### THE EXERCISE
Restate each of the lines given below, word for word.

## begin

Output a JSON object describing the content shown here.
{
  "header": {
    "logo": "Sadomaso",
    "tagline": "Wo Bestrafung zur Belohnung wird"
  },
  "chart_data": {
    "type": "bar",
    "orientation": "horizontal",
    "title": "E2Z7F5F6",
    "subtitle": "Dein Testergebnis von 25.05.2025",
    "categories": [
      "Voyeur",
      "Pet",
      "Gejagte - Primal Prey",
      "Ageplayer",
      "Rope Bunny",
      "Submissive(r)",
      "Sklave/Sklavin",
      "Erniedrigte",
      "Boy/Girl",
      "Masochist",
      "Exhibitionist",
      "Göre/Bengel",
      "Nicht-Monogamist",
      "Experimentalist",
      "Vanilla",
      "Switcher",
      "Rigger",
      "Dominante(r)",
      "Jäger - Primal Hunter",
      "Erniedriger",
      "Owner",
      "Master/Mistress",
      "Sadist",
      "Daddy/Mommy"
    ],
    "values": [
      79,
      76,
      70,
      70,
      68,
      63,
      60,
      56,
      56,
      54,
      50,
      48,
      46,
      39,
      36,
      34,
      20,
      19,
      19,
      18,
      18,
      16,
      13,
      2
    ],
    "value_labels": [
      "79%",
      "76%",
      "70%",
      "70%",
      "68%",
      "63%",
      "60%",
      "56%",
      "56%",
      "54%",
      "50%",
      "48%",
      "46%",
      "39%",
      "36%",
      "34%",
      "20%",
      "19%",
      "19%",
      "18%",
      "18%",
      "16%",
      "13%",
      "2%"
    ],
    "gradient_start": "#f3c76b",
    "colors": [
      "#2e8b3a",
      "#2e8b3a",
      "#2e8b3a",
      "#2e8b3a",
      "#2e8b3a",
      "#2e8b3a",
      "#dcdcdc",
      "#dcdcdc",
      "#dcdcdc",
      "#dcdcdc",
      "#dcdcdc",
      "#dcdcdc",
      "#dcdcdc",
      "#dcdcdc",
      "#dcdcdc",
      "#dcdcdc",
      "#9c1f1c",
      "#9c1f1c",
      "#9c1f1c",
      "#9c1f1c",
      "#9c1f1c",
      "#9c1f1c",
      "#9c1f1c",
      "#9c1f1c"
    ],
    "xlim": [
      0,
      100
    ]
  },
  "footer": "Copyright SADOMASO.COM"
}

## end

### RESPONSE FOR THIS EXERCISE
Output a JSON object describing the content shown here.
{
  "header": {
    "logo": "Sadomaso",
    "tagline": "Wo Bestrafung zur Belohnung wird"
  },
  "chart_data": {
    "type": "bar",
    "orientation": "horizontal",
    "title": "E2Z7F5F6",
    "subtitle": "Dein Testergebnis von 25.05.2025",
    "categories": [
      "Voyeur",
      "Pet",
      "Gejagte - Primal Prey",
      "Ageplayer",
      "Rope Bunny",
      "Submissive(r)",
      "Sklave/Sklavin",
      "Erniedrigte",
      "Boy/Girl",
      "Masochist",
      "Exhibitionist",
      "Göre/Bengel",
      "Nicht-Monogamist",
      "Experimentalist",
      "Vanilla",
      "Switcher",
      "Rigger",
      "Dominante(r)",
      "Jäger - Primal Hunter",
      "Erniedriger",
      "Owner",
      "Master/Mistress",
      "Sadist",
      "Daddy/Mommy"
    ],
    "values": [
      79,
      76,
      70,
      70,
      68,
      63,
      60,
      56,
      56,
      54,
      50,
      48,
      46,
      39,
      36,
      34,
      20,
      19,
      19,
      18,
      18,
      16,
      13,
      2
    ],
    "value_labels": [
      "79%",
      "76%",
      "70%",
      "70%",
      "68%",
      "63%",
      "60%",
      "56%",
      "56%",
      "54%",
      "50%",
      "48%",
      "46%",
      "39%",
      "36%",
      "34%",
      "20%",
      "19%",
      "19%",
      "18%",
      "18%",
      "16%",
      "13%",
      "2%"
    ],
    "gradient_start": "#f3c76b",
    "colors": [
      "#2e8b3a",
      "#2e8b3a",
      "#2e8b3a",
      "#2e8b3a",
      "#2e8b3a",
      "#2e8b3a",
      "#dcdcdc",
      "#dcdcdc",
      "#dcdcdc",
      "#dcdcdc",
      "#dcdcdc",
      "#dcdcdc",
      "#dcdcdc",
      "#dcdcdc",
      "#dcdcdc",
      "#dcdcdc",
      "#9c1f1c",
      "#9c1f1c",
      "#9c1f1c",
      "#9c1f1c",
      "#9c1f1c",
      "#9c1f1c",
      "#9c1f1c",
      "#9c1f1c"
    ],
    "xlim": [
      0,
      100
    ]
  },
  "footer": "Copyright SADOMASO.COM"
}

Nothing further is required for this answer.